*THE PROBLEM*: Reproduce every line of the items below without any changes, and leave the pictures out of your answer.

────────────────

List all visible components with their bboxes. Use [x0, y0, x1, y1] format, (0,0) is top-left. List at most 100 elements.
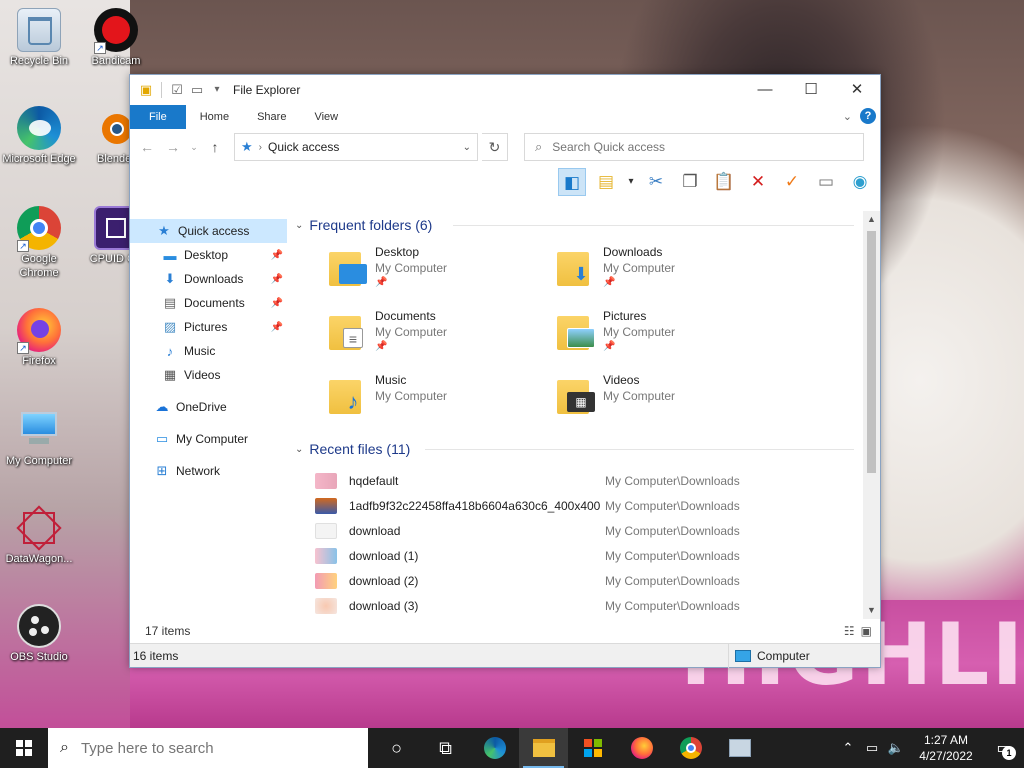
folder-downloads[interactable]: ⬇ Downloads My Computer 📌	[557, 244, 785, 296]
taskbar-search[interactable]: ⌕	[48, 728, 368, 768]
sidebar-item-onedrive[interactable]: ☁ OneDrive	[130, 395, 287, 419]
details-view-icon[interactable]: ☷	[844, 624, 855, 638]
taskbar-file-explorer-icon[interactable]	[519, 728, 568, 768]
tab-share[interactable]: Share	[243, 105, 300, 129]
network-tray-icon[interactable]: ▭	[860, 740, 884, 756]
large-icons-view-icon[interactable]: ▣	[861, 624, 872, 638]
folder-pictures[interactable]: Pictures My Computer 📌	[557, 308, 785, 360]
pin-icon: 📌	[270, 273, 283, 285]
properties-icon[interactable]: ☑	[169, 82, 185, 98]
shell-icon[interactable]: ◉	[846, 168, 874, 196]
breadcrumb[interactable]: Quick access	[268, 140, 457, 154]
sidebar-item-pictures[interactable]: ▨ Pictures 📌	[130, 315, 287, 339]
tab-file[interactable]: File	[130, 105, 186, 129]
datawagon-icon	[16, 505, 62, 551]
list-item[interactable]: download (3) My Computer\Downloads	[315, 593, 880, 618]
folder-videos[interactable]: ▦ Videos My Computer	[557, 372, 785, 424]
notifications-button[interactable]: ▭ 1	[984, 728, 1024, 768]
address-dropdown-icon[interactable]: ⌄	[463, 142, 471, 153]
qat-dropdown-icon[interactable]: ▾	[209, 82, 225, 98]
sidebar-item-downloads[interactable]: ⬇ Downloads 📌	[130, 267, 287, 291]
taskbar-search-input[interactable]	[80, 739, 321, 757]
search-box[interactable]: ⌕	[524, 133, 864, 161]
section-recent-files[interactable]: ⌄ Recent files (11)	[295, 438, 880, 460]
firefox-icon: ↗	[17, 308, 61, 354]
list-item[interactable]: hqdefault My Computer\Downloads	[315, 468, 880, 493]
desktop-icon-chrome[interactable]: ↗ Google Chrome	[1, 206, 77, 280]
help-icon[interactable]: ?	[860, 108, 876, 124]
taskbar-store-icon[interactable]	[568, 728, 617, 768]
desktop-icon-firefox[interactable]: ↗ Firefox	[1, 308, 77, 368]
task-view-icon[interactable]: ⧉	[421, 728, 470, 768]
sidebar-item-videos[interactable]: ▦ Videos	[130, 363, 287, 387]
search-input[interactable]	[552, 140, 853, 154]
toolbar-dropdown-icon[interactable]: ▾	[626, 168, 636, 196]
cut-icon[interactable]: ✂	[642, 168, 670, 196]
custom-toolbar: ◧ ▤ ▾ ✂ ❐ 📋 ✕ ✓ ▭ ◉	[130, 165, 880, 199]
rename-icon[interactable]: ▭	[812, 168, 840, 196]
desktop-icon-bandicam[interactable]: ↗ Bandicam	[78, 8, 154, 68]
volume-icon[interactable]: 🔈	[884, 740, 908, 756]
expand-ribbon-icon[interactable]: ⌄	[843, 110, 852, 123]
taskbar-app-icon[interactable]	[715, 728, 764, 768]
folder-desktop[interactable]: Desktop My Computer 📌	[329, 244, 557, 296]
items-count: 17 items	[145, 624, 191, 638]
list-item[interactable]: 1adfb9f32c22458ffa418b6604a630c6_400x400…	[315, 493, 880, 518]
maximize-button[interactable]: ☐	[788, 75, 834, 105]
minimize-button[interactable]: —	[742, 75, 788, 105]
sidebar-item-quick-access[interactable]: ★ Quick access	[130, 219, 287, 243]
pictures-folder-icon	[557, 308, 597, 352]
desktop-icon-datawagon[interactable]: DataWagon...	[1, 505, 77, 566]
recent-locations-icon[interactable]: ⌄	[188, 136, 200, 158]
list-item[interactable]: download My Computer\Downloads	[315, 518, 880, 543]
tab-home[interactable]: Home	[186, 105, 243, 129]
desktop-icon-obs[interactable]: OBS Studio	[1, 604, 77, 664]
up-button[interactable]: ↑	[204, 136, 226, 158]
scroll-down-icon[interactable]: ▼	[863, 602, 880, 619]
pin-icon: 📌	[375, 277, 388, 288]
sidebar-item-desktop[interactable]: ▬ Desktop 📌	[130, 243, 287, 267]
forward-button[interactable]: →	[162, 136, 184, 158]
preview-pane-icon[interactable]: ◧	[558, 168, 586, 196]
cortana-icon[interactable]: ○	[372, 728, 421, 768]
taskbar-edge-icon[interactable]	[470, 728, 519, 768]
delete-icon[interactable]: ✕	[744, 168, 772, 196]
sidebar-item-documents[interactable]: ▤ Documents 📌	[130, 291, 287, 315]
start-button[interactable]	[0, 728, 48, 768]
sidebar-item-music[interactable]: ♪ Music	[130, 339, 287, 363]
pin-icon: 📌	[603, 277, 616, 288]
folder-app-icon: ▣	[139, 82, 153, 97]
folder-documents[interactable]: ≡ Documents My Computer 📌	[329, 308, 557, 360]
refresh-button[interactable]: ↻	[482, 133, 508, 161]
desktop-icon-my-computer[interactable]: My Computer	[1, 408, 77, 468]
new-folder-icon[interactable]: ▭	[189, 82, 205, 98]
downloads-folder-icon: ⬇	[557, 244, 597, 288]
new-item-icon[interactable]: ▤	[592, 168, 620, 196]
sidebar-item-my-computer[interactable]: ▭ My Computer	[130, 427, 287, 451]
tab-view[interactable]: View	[300, 105, 352, 129]
section-frequent-folders[interactable]: ⌄ Frequent folders (6)	[295, 214, 880, 236]
copy-icon[interactable]: ❐	[676, 168, 704, 196]
folder-music[interactable]: ♪ Music My Computer	[329, 372, 557, 424]
clock[interactable]: 1:27 AM 4/27/2022	[908, 732, 984, 764]
taskbar-chrome-icon[interactable]	[666, 728, 715, 768]
scroll-up-icon[interactable]: ▲	[863, 211, 880, 228]
vertical-scrollbar[interactable]: ▲ ▼	[863, 211, 880, 619]
taskbar-firefox-icon[interactable]	[617, 728, 666, 768]
sidebar-item-network[interactable]: ⊞ Network	[130, 459, 287, 483]
list-item[interactable]: download (2) My Computer\Downloads	[315, 568, 880, 593]
paste-icon[interactable]: 📋	[710, 168, 738, 196]
chevron-up-icon[interactable]: ⌃	[836, 740, 860, 756]
list-item[interactable]: download (1) My Computer\Downloads	[315, 543, 880, 568]
address-bar[interactable]: ★ › Quick access ⌄	[234, 133, 478, 161]
desktop-icon-recycle-bin[interactable]: Recycle Bin	[1, 8, 77, 68]
desktop-icon-edge[interactable]: Microsoft Edge	[1, 106, 77, 166]
back-button[interactable]: ←	[136, 136, 158, 158]
scrollbar-thumb[interactable]	[867, 231, 876, 473]
image-thumbnail-icon	[315, 522, 337, 539]
title-bar[interactable]: ▣ ☑ ▭ ▾ File Explorer — ☐ ✕	[130, 75, 880, 105]
quick-access-star-icon: ★	[241, 139, 253, 154]
checkmark-icon[interactable]: ✓	[778, 168, 806, 196]
close-button[interactable]: ✕	[834, 75, 880, 105]
computer-icon	[735, 649, 751, 662]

────────────────

*THE OUTPUT*:
List all visible components with their bboxes. Use [x0, y0, x1, y1] format, (0,0) is top-left. List at most 100 elements.
folder-downloads[interactable]: ⬇ Downloads My Computer 📌	[557, 244, 785, 296]
taskbar-search[interactable]: ⌕	[48, 728, 368, 768]
sidebar-item-onedrive[interactable]: ☁ OneDrive	[130, 395, 287, 419]
details-view-icon[interactable]: ☷	[844, 624, 855, 638]
taskbar-file-explorer-icon[interactable]	[519, 728, 568, 768]
tab-share[interactable]: Share	[243, 105, 300, 129]
network-tray-icon[interactable]: ▭	[860, 740, 884, 756]
large-icons-view-icon[interactable]: ▣	[861, 624, 872, 638]
folder-pictures[interactable]: Pictures My Computer 📌	[557, 308, 785, 360]
pin-icon: 📌	[270, 273, 283, 285]
properties-icon[interactable]: ☑	[169, 82, 185, 98]
shell-icon[interactable]: ◉	[846, 168, 874, 196]
breadcrumb[interactable]: Quick access	[268, 140, 457, 154]
sidebar-item-pictures[interactable]: ▨ Pictures 📌	[130, 315, 287, 339]
tab-file[interactable]: File	[130, 105, 186, 129]
datawagon-icon	[16, 505, 62, 551]
list-item[interactable]: download (3) My Computer\Downloads	[315, 593, 880, 618]
folder-videos[interactable]: ▦ Videos My Computer	[557, 372, 785, 424]
notifications-button[interactable]: ▭ 1	[984, 728, 1024, 768]
address-dropdown-icon[interactable]: ⌄	[463, 142, 471, 153]
qat-dropdown-icon[interactable]: ▾	[209, 82, 225, 98]
sidebar-item-downloads[interactable]: ⬇ Downloads 📌	[130, 267, 287, 291]
taskbar-search-input[interactable]	[80, 739, 321, 757]
search-box[interactable]: ⌕	[524, 133, 864, 161]
section-recent-files[interactable]: ⌄ Recent files (11)	[295, 438, 880, 460]
firefox-icon: ↗	[17, 308, 61, 354]
list-item[interactable]: hqdefault My Computer\Downloads	[315, 468, 880, 493]
desktop-icon-chrome[interactable]: ↗ Google Chrome	[1, 206, 77, 280]
help-icon[interactable]: ?	[860, 108, 876, 124]
taskbar-store-icon[interactable]	[568, 728, 617, 768]
desktop-icon-firefox[interactable]: ↗ Firefox	[1, 308, 77, 368]
task-view-icon[interactable]: ⧉	[421, 728, 470, 768]
sidebar-item-videos[interactable]: ▦ Videos	[130, 363, 287, 387]
search-input[interactable]	[552, 140, 853, 154]
toolbar-dropdown-icon[interactable]: ▾	[626, 168, 636, 196]
cut-icon[interactable]: ✂	[642, 168, 670, 196]
custom-toolbar: ◧ ▤ ▾ ✂ ❐ 📋 ✕ ✓ ▭ ◉	[130, 165, 880, 199]
rename-icon[interactable]: ▭	[812, 168, 840, 196]
desktop-icon-bandicam[interactable]: ↗ Bandicam	[78, 8, 154, 68]
volume-icon[interactable]: 🔈	[884, 740, 908, 756]
expand-ribbon-icon[interactable]: ⌄	[843, 110, 852, 123]
taskbar-app-icon[interactable]	[715, 728, 764, 768]
folder-desktop[interactable]: Desktop My Computer 📌	[329, 244, 557, 296]
items-count: 17 items	[145, 624, 191, 638]
list-item[interactable]: 1adfb9f32c22458ffa418b6604a630c6_400x400…	[315, 493, 880, 518]
maximize-button[interactable]: ☐	[788, 75, 834, 105]
minimize-button[interactable]: —	[742, 75, 788, 105]
sidebar-item-quick-access[interactable]: ★ Quick access	[130, 219, 287, 243]
pictures-folder-icon	[557, 308, 597, 352]
desktop-icon-datawagon[interactable]: DataWagon...	[1, 505, 77, 566]
recent-locations-icon[interactable]: ⌄	[188, 136, 200, 158]
list-item[interactable]: download My Computer\Downloads	[315, 518, 880, 543]
tab-home[interactable]: Home	[186, 105, 243, 129]
desktop-icon-obs[interactable]: OBS Studio	[1, 604, 77, 664]
up-button[interactable]: ↑	[204, 136, 226, 158]
scroll-down-icon[interactable]: ▼	[863, 602, 880, 619]
pin-icon: 📌	[375, 277, 388, 288]
sidebar-item-desktop[interactable]: ▬ Desktop 📌	[130, 243, 287, 267]
forward-button[interactable]: →	[162, 136, 184, 158]
preview-pane-icon[interactable]: ◧	[558, 168, 586, 196]
cortana-icon[interactable]: ○	[372, 728, 421, 768]
taskbar-edge-icon[interactable]	[470, 728, 519, 768]
delete-icon[interactable]: ✕	[744, 168, 772, 196]
sidebar-item-documents[interactable]: ▤ Documents 📌	[130, 291, 287, 315]
start-button[interactable]	[0, 728, 48, 768]
sidebar-item-music[interactable]: ♪ Music	[130, 339, 287, 363]
pin-icon: 📌	[603, 277, 616, 288]
folder-app-icon: ▣	[139, 82, 153, 97]
folder-documents[interactable]: ≡ Documents My Computer 📌	[329, 308, 557, 360]
refresh-button[interactable]: ↻	[482, 133, 508, 161]
desktop-icon-my-computer[interactable]: My Computer	[1, 408, 77, 468]
new-folder-icon[interactable]: ▭	[189, 82, 205, 98]
downloads-folder-icon: ⬇	[557, 244, 597, 288]
new-item-icon[interactable]: ▤	[592, 168, 620, 196]
sidebar-item-my-computer[interactable]: ▭ My Computer	[130, 427, 287, 451]
tab-view[interactable]: View	[300, 105, 352, 129]
section-frequent-folders[interactable]: ⌄ Frequent folders (6)	[295, 214, 880, 236]
copy-icon[interactable]: ❐	[676, 168, 704, 196]
folder-music[interactable]: ♪ Music My Computer	[329, 372, 557, 424]
clock[interactable]: 1:27 AM 4/27/2022	[908, 732, 984, 764]
taskbar-chrome-icon[interactable]	[666, 728, 715, 768]
scroll-up-icon[interactable]: ▲	[863, 211, 880, 228]
vertical-scrollbar[interactable]: ▲ ▼	[863, 211, 880, 619]
taskbar-firefox-icon[interactable]	[617, 728, 666, 768]
sidebar-item-network[interactable]: ⊞ Network	[130, 459, 287, 483]
list-item[interactable]: download (2) My Computer\Downloads	[315, 568, 880, 593]
paste-icon[interactable]: 📋	[710, 168, 738, 196]
chevron-up-icon[interactable]: ⌃	[836, 740, 860, 756]
list-item[interactable]: download (1) My Computer\Downloads	[315, 543, 880, 568]
address-bar[interactable]: ★ › Quick access ⌄	[234, 133, 478, 161]
desktop-icon-recycle-bin[interactable]: Recycle Bin	[1, 8, 77, 68]
desktop-icon-edge[interactable]: Microsoft Edge	[1, 106, 77, 166]
back-button[interactable]: ←	[136, 136, 158, 158]
scrollbar-thumb[interactable]	[867, 231, 876, 473]
image-thumbnail-icon	[315, 522, 337, 539]
title-bar[interactable]: ▣ ☑ ▭ ▾ File Explorer — ☐ ✕	[130, 75, 880, 105]
quick-access-star-icon: ★	[241, 139, 253, 154]
checkmark-icon[interactable]: ✓	[778, 168, 806, 196]
close-button[interactable]: ✕	[834, 75, 880, 105]
computer-icon	[735, 649, 751, 662]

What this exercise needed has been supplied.